■ Written task ■
Each line below should be reproduced without any alteration.

====== Exercise materials ======

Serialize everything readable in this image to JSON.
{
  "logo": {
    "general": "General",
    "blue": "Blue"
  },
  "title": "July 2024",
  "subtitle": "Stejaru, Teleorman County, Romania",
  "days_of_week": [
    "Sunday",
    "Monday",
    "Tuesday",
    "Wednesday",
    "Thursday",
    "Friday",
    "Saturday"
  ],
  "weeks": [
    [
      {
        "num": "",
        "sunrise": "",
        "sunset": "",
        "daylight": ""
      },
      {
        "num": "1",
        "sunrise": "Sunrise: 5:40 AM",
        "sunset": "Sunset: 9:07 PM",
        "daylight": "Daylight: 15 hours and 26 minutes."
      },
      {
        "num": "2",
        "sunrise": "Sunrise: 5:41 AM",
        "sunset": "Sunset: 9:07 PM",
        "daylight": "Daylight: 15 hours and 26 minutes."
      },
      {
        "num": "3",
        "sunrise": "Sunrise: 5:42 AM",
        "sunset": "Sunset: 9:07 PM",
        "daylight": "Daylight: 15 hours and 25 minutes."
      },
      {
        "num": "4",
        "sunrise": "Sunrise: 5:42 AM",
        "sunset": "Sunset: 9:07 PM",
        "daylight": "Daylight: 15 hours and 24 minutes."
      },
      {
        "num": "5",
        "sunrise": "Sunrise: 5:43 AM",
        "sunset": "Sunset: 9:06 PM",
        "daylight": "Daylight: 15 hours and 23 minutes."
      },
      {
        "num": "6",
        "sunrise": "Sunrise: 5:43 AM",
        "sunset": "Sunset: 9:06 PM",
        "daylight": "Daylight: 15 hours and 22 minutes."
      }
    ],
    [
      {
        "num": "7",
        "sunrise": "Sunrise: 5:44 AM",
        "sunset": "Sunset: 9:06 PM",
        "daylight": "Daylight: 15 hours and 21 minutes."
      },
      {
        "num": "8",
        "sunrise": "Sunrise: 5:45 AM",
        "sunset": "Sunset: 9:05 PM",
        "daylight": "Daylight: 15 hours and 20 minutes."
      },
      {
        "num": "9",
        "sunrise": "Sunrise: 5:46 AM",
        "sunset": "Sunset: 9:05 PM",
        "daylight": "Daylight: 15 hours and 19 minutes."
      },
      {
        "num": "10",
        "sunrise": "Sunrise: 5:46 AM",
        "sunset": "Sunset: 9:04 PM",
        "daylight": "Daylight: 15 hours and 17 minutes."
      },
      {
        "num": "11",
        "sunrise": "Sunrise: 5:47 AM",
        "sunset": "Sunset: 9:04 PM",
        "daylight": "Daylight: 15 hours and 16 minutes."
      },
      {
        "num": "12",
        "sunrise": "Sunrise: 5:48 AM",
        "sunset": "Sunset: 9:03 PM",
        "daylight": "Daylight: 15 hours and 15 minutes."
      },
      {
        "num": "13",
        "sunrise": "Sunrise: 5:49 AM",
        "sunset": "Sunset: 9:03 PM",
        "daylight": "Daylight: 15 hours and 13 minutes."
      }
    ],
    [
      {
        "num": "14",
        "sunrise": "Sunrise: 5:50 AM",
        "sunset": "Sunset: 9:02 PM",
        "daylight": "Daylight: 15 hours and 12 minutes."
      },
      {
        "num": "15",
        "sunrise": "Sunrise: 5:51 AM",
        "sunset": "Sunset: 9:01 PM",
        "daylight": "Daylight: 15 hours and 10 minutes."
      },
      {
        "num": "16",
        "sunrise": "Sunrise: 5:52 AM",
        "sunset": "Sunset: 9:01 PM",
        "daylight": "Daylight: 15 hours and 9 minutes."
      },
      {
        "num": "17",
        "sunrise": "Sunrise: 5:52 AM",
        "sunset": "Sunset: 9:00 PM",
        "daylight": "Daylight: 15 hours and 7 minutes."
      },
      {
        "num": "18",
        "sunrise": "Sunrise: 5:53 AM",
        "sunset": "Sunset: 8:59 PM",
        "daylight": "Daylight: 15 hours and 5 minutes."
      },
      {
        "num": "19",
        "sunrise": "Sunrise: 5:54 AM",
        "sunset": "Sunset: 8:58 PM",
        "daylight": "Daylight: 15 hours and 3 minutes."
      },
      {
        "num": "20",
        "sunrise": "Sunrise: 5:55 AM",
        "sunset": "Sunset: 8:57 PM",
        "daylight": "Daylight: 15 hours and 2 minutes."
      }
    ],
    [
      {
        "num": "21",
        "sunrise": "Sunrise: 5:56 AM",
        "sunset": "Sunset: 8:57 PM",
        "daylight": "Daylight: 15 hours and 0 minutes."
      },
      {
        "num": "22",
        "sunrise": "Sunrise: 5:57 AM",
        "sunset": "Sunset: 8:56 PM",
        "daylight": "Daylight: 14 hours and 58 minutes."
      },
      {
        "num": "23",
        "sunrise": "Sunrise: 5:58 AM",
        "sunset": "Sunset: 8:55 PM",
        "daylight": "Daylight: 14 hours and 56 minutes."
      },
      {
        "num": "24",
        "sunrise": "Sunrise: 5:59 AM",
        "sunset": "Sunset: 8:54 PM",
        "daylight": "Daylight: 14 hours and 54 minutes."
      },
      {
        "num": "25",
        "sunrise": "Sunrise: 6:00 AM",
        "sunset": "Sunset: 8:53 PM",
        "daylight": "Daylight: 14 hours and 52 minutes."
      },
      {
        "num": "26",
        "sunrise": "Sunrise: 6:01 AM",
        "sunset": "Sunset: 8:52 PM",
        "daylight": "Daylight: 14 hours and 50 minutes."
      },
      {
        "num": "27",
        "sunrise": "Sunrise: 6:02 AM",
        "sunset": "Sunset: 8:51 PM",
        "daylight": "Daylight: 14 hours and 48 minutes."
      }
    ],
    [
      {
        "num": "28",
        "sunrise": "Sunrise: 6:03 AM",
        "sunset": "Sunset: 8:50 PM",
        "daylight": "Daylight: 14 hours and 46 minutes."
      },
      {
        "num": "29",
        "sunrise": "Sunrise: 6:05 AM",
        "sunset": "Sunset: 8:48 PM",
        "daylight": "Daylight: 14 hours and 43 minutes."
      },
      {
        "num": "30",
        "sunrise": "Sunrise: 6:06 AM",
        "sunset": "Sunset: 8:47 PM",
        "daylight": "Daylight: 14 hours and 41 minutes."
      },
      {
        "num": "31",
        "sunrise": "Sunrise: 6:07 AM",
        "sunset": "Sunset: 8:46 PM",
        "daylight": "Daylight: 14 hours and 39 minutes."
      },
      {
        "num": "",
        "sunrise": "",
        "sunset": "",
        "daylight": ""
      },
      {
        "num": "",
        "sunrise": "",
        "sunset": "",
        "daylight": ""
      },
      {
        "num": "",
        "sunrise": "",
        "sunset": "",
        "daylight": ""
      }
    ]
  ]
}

======

■ Finished exercise ■
Serialize everything readable in this image to JSON.
{
  "logo": {
    "general": "General",
    "blue": "Blue"
  },
  "title": "July 2024",
  "subtitle": "Stejaru, Teleorman County, Romania",
  "days_of_week": [
    "Sunday",
    "Monday",
    "Tuesday",
    "Wednesday",
    "Thursday",
    "Friday",
    "Saturday"
  ],
  "weeks": [
    [
      {
        "num": "",
        "sunrise": "",
        "sunset": "",
        "daylight": ""
      },
      {
        "num": "1",
        "sunrise": "Sunrise: 5:40 AM",
        "sunset": "Sunset: 9:07 PM",
        "daylight": "Daylight: 15 hours and 26 minutes."
      },
      {
        "num": "2",
        "sunrise": "Sunrise: 5:41 AM",
        "sunset": "Sunset: 9:07 PM",
        "daylight": "Daylight: 15 hours and 26 minutes."
      },
      {
        "num": "3",
        "sunrise": "Sunrise: 5:42 AM",
        "sunset": "Sunset: 9:07 PM",
        "daylight": "Daylight: 15 hours and 25 minutes."
      },
      {
        "num": "4",
        "sunrise": "Sunrise: 5:42 AM",
        "sunset": "Sunset: 9:07 PM",
        "daylight": "Daylight: 15 hours and 24 minutes."
      },
      {
        "num": "5",
        "sunrise": "Sunrise: 5:43 AM",
        "sunset": "Sunset: 9:06 PM",
        "daylight": "Daylight: 15 hours and 23 minutes."
      },
      {
        "num": "6",
        "sunrise": "Sunrise: 5:43 AM",
        "sunset": "Sunset: 9:06 PM",
        "daylight": "Daylight: 15 hours and 22 minutes."
      }
    ],
    [
      {
        "num": "7",
        "sunrise": "Sunrise: 5:44 AM",
        "sunset": "Sunset: 9:06 PM",
        "daylight": "Daylight: 15 hours and 21 minutes."
      },
      {
        "num": "8",
        "sunrise": "Sunrise: 5:45 AM",
        "sunset": "Sunset: 9:05 PM",
        "daylight": "Daylight: 15 hours and 20 minutes."
      },
      {
        "num": "9",
        "sunrise": "Sunrise: 5:46 AM",
        "sunset": "Sunset: 9:05 PM",
        "daylight": "Daylight: 15 hours and 19 minutes."
      },
      {
        "num": "10",
        "sunrise": "Sunrise: 5:46 AM",
        "sunset": "Sunset: 9:04 PM",
        "daylight": "Daylight: 15 hours and 17 minutes."
      },
      {
        "num": "11",
        "sunrise": "Sunrise: 5:47 AM",
        "sunset": "Sunset: 9:04 PM",
        "daylight": "Daylight: 15 hours and 16 minutes."
      },
      {
        "num": "12",
        "sunrise": "Sunrise: 5:48 AM",
        "sunset": "Sunset: 9:03 PM",
        "daylight": "Daylight: 15 hours and 15 minutes."
      },
      {
        "num": "13",
        "sunrise": "Sunrise: 5:49 AM",
        "sunset": "Sunset: 9:03 PM",
        "daylight": "Daylight: 15 hours and 13 minutes."
      }
    ],
    [
      {
        "num": "14",
        "sunrise": "Sunrise: 5:50 AM",
        "sunset": "Sunset: 9:02 PM",
        "daylight": "Daylight: 15 hours and 12 minutes."
      },
      {
        "num": "15",
        "sunrise": "Sunrise: 5:51 AM",
        "sunset": "Sunset: 9:01 PM",
        "daylight": "Daylight: 15 hours and 10 minutes."
      },
      {
        "num": "16",
        "sunrise": "Sunrise: 5:52 AM",
        "sunset": "Sunset: 9:01 PM",
        "daylight": "Daylight: 15 hours and 9 minutes."
      },
      {
        "num": "17",
        "sunrise": "Sunrise: 5:52 AM",
        "sunset": "Sunset: 9:00 PM",
        "daylight": "Daylight: 15 hours and 7 minutes."
      },
      {
        "num": "18",
        "sunrise": "Sunrise: 5:53 AM",
        "sunset": "Sunset: 8:59 PM",
        "daylight": "Daylight: 15 hours and 5 minutes."
      },
      {
        "num": "19",
        "sunrise": "Sunrise: 5:54 AM",
        "sunset": "Sunset: 8:58 PM",
        "daylight": "Daylight: 15 hours and 3 minutes."
      },
      {
        "num": "20",
        "sunrise": "Sunrise: 5:55 AM",
        "sunset": "Sunset: 8:57 PM",
        "daylight": "Daylight: 15 hours and 2 minutes."
      }
    ],
    [
      {
        "num": "21",
        "sunrise": "Sunrise: 5:56 AM",
        "sunset": "Sunset: 8:57 PM",
        "daylight": "Daylight: 15 hours and 0 minutes."
      },
      {
        "num": "22",
        "sunrise": "Sunrise: 5:57 AM",
        "sunset": "Sunset: 8:56 PM",
        "daylight": "Daylight: 14 hours and 58 minutes."
      },
      {
        "num": "23",
        "sunrise": "Sunrise: 5:58 AM",
        "sunset": "Sunset: 8:55 PM",
        "daylight": "Daylight: 14 hours and 56 minutes."
      },
      {
        "num": "24",
        "sunrise": "Sunrise: 5:59 AM",
        "sunset": "Sunset: 8:54 PM",
        "daylight": "Daylight: 14 hours and 54 minutes."
      },
      {
        "num": "25",
        "sunrise": "Sunrise: 6:00 AM",
        "sunset": "Sunset: 8:53 PM",
        "daylight": "Daylight: 14 hours and 52 minutes."
      },
      {
        "num": "26",
        "sunrise": "Sunrise: 6:01 AM",
        "sunset": "Sunset: 8:52 PM",
        "daylight": "Daylight: 14 hours and 50 minutes."
      },
      {
        "num": "27",
        "sunrise": "Sunrise: 6:02 AM",
        "sunset": "Sunset: 8:51 PM",
        "daylight": "Daylight: 14 hours and 48 minutes."
      }
    ],
    [
      {
        "num": "28",
        "sunrise": "Sunrise: 6:03 AM",
        "sunset": "Sunset: 8:50 PM",
        "daylight": "Daylight: 14 hours and 46 minutes."
      },
      {
        "num": "29",
        "sunrise": "Sunrise: 6:05 AM",
        "sunset": "Sunset: 8:48 PM",
        "daylight": "Daylight: 14 hours and 43 minutes."
      },
      {
        "num": "30",
        "sunrise": "Sunrise: 6:06 AM",
        "sunset": "Sunset: 8:47 PM",
        "daylight": "Daylight: 14 hours and 41 minutes."
      },
      {
        "num": "31",
        "sunrise": "Sunrise: 6:07 AM",
        "sunset": "Sunset: 8:46 PM",
        "daylight": "Daylight: 14 hours and 39 minutes."
      },
      {
        "num": "",
        "sunrise": "",
        "sunset": "",
        "daylight": ""
      },
      {
        "num": "",
        "sunrise": "",
        "sunset": "",
        "daylight": ""
      },
      {
        "num": "",
        "sunrise": "",
        "sunset": "",
        "daylight": ""
      }
    ]
  ]
}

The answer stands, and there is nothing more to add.